START Records shown

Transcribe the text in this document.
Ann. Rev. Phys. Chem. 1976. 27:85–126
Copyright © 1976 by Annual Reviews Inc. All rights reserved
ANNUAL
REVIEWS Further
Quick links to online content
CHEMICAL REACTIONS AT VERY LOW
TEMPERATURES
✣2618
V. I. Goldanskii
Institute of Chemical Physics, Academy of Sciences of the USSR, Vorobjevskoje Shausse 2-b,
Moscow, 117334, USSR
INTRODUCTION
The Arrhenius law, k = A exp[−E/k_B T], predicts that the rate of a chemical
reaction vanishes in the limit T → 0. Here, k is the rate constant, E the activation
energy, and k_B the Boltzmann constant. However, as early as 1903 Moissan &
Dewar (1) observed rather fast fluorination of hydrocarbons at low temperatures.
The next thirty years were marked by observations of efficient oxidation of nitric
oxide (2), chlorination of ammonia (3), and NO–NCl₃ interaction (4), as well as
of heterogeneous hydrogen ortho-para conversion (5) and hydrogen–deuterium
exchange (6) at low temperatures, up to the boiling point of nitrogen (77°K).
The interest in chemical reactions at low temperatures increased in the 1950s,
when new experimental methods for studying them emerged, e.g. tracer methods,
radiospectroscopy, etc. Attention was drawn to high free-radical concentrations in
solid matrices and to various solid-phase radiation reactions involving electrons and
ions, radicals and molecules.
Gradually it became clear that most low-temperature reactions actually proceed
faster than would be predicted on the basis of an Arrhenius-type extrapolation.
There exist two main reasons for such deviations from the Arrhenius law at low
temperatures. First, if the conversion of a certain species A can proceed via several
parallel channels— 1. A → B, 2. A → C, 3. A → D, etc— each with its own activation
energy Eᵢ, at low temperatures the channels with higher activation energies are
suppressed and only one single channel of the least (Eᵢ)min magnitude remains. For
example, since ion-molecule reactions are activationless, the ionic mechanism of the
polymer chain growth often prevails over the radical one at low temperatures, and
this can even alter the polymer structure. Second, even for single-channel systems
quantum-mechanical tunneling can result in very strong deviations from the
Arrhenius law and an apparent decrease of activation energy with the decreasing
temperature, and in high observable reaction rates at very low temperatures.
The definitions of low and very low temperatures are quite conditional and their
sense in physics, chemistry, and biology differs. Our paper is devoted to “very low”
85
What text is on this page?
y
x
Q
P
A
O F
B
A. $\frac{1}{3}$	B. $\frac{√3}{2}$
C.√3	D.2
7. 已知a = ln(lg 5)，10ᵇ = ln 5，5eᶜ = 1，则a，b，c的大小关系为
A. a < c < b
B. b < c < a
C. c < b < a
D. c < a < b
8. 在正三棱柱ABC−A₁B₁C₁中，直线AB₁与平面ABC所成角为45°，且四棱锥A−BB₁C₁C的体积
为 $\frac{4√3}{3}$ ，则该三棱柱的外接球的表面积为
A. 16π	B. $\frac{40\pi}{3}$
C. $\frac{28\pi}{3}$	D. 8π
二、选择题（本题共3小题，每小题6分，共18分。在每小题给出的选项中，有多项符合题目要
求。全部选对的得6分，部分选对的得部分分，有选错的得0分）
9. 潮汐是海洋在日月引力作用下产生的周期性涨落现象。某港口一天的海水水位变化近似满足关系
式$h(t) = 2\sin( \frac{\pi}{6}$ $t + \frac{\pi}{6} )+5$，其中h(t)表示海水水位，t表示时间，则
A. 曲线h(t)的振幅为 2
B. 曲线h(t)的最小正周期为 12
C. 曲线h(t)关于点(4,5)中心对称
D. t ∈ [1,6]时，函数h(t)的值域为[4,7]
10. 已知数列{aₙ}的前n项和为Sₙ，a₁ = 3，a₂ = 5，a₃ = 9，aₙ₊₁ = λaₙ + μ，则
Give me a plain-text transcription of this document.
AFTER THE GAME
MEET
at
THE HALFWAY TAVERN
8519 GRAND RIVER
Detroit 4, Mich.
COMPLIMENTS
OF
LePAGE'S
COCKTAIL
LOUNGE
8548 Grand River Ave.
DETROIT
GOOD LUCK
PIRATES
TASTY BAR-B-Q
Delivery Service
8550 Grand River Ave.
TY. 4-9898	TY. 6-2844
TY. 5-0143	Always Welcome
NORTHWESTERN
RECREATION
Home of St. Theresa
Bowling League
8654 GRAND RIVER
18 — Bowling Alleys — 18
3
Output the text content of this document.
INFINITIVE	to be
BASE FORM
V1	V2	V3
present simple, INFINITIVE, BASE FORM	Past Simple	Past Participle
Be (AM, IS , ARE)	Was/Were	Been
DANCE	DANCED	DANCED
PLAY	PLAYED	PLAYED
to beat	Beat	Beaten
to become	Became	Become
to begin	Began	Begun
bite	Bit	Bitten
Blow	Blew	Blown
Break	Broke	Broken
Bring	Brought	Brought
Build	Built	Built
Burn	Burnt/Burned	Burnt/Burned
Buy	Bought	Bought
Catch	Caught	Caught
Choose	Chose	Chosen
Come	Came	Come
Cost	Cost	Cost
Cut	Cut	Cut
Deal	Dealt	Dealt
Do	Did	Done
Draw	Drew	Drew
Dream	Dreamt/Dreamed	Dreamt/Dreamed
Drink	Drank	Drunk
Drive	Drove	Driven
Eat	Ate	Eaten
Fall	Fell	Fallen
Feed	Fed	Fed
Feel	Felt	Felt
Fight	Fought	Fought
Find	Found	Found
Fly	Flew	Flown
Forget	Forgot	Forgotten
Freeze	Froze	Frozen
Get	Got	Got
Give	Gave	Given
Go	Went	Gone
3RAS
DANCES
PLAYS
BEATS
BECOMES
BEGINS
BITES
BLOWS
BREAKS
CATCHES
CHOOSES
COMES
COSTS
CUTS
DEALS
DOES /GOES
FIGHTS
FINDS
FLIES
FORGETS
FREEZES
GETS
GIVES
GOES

END Records shown

#### [Exercise instructions]
Transcribe every entry exactly.

#### [Solution]
Transcribe the text in this document.
Ann. Rev. Phys. Chem. 1976. 27:85–126
Copyright © 1976 by Annual Reviews Inc. All rights reserved
ANNUAL
REVIEWS Further
Quick links to online content
CHEMICAL REACTIONS AT VERY LOW
TEMPERATURES
✣2618
V. I. Goldanskii
Institute of Chemical Physics, Academy of Sciences of the USSR, Vorobjevskoje Shausse 2-b,
Moscow, 117334, USSR
INTRODUCTION
The Arrhenius law, k = A exp[−E/k_B T], predicts that the rate of a chemical
reaction vanishes in the limit T → 0. Here, k is the rate constant, E the activation
energy, and k_B the Boltzmann constant. However, as early as 1903 Moissan &
Dewar (1) observed rather fast fluorination of hydrocarbons at low temperatures.
The next thirty years were marked by observations of efficient oxidation of nitric
oxide (2), chlorination of ammonia (3), and NO–NCl₃ interaction (4), as well as
of heterogeneous hydrogen ortho-para conversion (5) and hydrogen–deuterium
exchange (6) at low temperatures, up to the boiling point of nitrogen (77°K).
The interest in chemical reactions at low temperatures increased in the 1950s,
when new experimental methods for studying them emerged, e.g. tracer methods,
radiospectroscopy, etc. Attention was drawn to high free-radical concentrations in
solid matrices and to various solid-phase radiation reactions involving electrons and
ions, radicals and molecules.
Gradually it became clear that most low-temperature reactions actually proceed
faster than would be predicted on the basis of an Arrhenius-type extrapolation.
There exist two main reasons for such deviations from the Arrhenius law at low
temperatures. First, if the conversion of a certain species A can proceed via several
parallel channels— 1. A → B, 2. A → C, 3. A → D, etc— each with its own activation
energy Eᵢ, at low temperatures the channels with higher activation energies are
suppressed and only one single channel of the least (Eᵢ)min magnitude remains. For
example, since ion-molecule reactions are activationless, the ionic mechanism of the
polymer chain growth often prevails over the radical one at low temperatures, and
this can even alter the polymer structure. Second, even for single-channel systems
quantum-mechanical tunneling can result in very strong deviations from the
Arrhenius law and an apparent decrease of activation energy with the decreasing
temperature, and in high observable reaction rates at very low temperatures.
The definitions of low and very low temperatures are quite conditional and their
sense in physics, chemistry, and biology differs. Our paper is devoted to “very low”
85
What text is on this page?
y
x
Q
P
A
O F
B
A. $\frac{1}{3}$	B. $\frac{√3}{2}$
C.√3	D.2
7. 已知a = ln(lg 5)，10ᵇ = ln 5，5eᶜ = 1，则a，b，c的大小关系为
A. a < c < b
B. b < c < a
C. c < b < a
D. c < a < b
8. 在正三棱柱ABC−A₁B₁C₁中，直线AB₁与平面ABC所成角为45°，且四棱锥A−BB₁C₁C的体积
为 $\frac{4√3}{3}$ ，则该三棱柱的外接球的表面积为
A. 16π	B. $\frac{40\pi}{3}$
C. $\frac{28\pi}{3}$	D. 8π
二、选择题（本题共3小题，每小题6分，共18分。在每小题给出的选项中，有多项符合题目要
求。全部选对的得6分，部分选对的得部分分，有选错的得0分）
9. 潮汐是海洋在日月引力作用下产生的周期性涨落现象。某港口一天的海水水位变化近似满足关系
式$h(t) = 2\sin( \frac{\pi}{6}$ $t + \frac{\pi}{6} )+5$，其中h(t)表示海水水位，t表示时间，则
A. 曲线h(t)的振幅为 2
B. 曲线h(t)的最小正周期为 12
C. 曲线h(t)关于点(4,5)中心对称
D. t ∈ [1,6]时，函数h(t)的值域为[4,7]
10. 已知数列{aₙ}的前n项和为Sₙ，a₁ = 3，a₂ = 5，a₃ = 9，aₙ₊₁ = λaₙ + μ，则
Give me a plain-text transcription of this document.
AFTER THE GAME
MEET
at
THE HALFWAY TAVERN
8519 GRAND RIVER
Detroit 4, Mich.
COMPLIMENTS
OF
LePAGE'S
COCKTAIL
LOUNGE
8548 Grand River Ave.
DETROIT
GOOD LUCK
PIRATES
TASTY BAR-B-Q
Delivery Service
8550 Grand River Ave.
TY. 4-9898	TY. 6-2844
TY. 5-0143	Always Welcome
NORTHWESTERN
RECREATION
Home of St. Theresa
Bowling League
8654 GRAND RIVER
18 — Bowling Alleys — 18
3
Output the text content of this document.
INFINITIVE	to be
BASE FORM
V1	V2	V3
present simple, INFINITIVE, BASE FORM	Past Simple	Past Participle
Be (AM, IS , ARE)	Was/Were	Been
DANCE	DANCED	DANCED
PLAY	PLAYED	PLAYED
to beat	Beat	Beaten
to become	Became	Become
to begin	Began	Begun
bite	Bit	Bitten
Blow	Blew	Blown
Break	Broke	Broken
Bring	Brought	Brought
Build	Built	Built
Burn	Burnt/Burned	Burnt/Burned
Buy	Bought	Bought
Catch	Caught	Caught
Choose	Chose	Chosen
Come	Came	Come
Cost	Cost	Cost
Cut	Cut	Cut
Deal	Dealt	Dealt
Do	Did	Done
Draw	Drew	Drew
Dream	Dreamt/Dreamed	Dreamt/Dreamed
Drink	Drank	Drunk
Drive	Drove	Driven
Eat	Ate	Eaten
Fall	Fell	Fallen
Feed	Fed	Fed
Feel	Felt	Felt
Fight	Fought	Fought
Find	Found	Found
Fly	Flew	Flown
Forget	Forgot	Forgotten
Freeze	Froze	Frozen
Get	Got	Got
Give	Gave	Given
Go	Went	Gone
3RAS
DANCES
PLAYS
BEATS
BECOMES
BEGINS
BITES
BLOWS
BREAKS
CATCHES
CHOOSES
COMES
COSTS
CUTS
DEALS
DOES /GOES
FIGHTS
FINDS
FLIES
FORGETS
FREEZES
GETS
GIVES
GOES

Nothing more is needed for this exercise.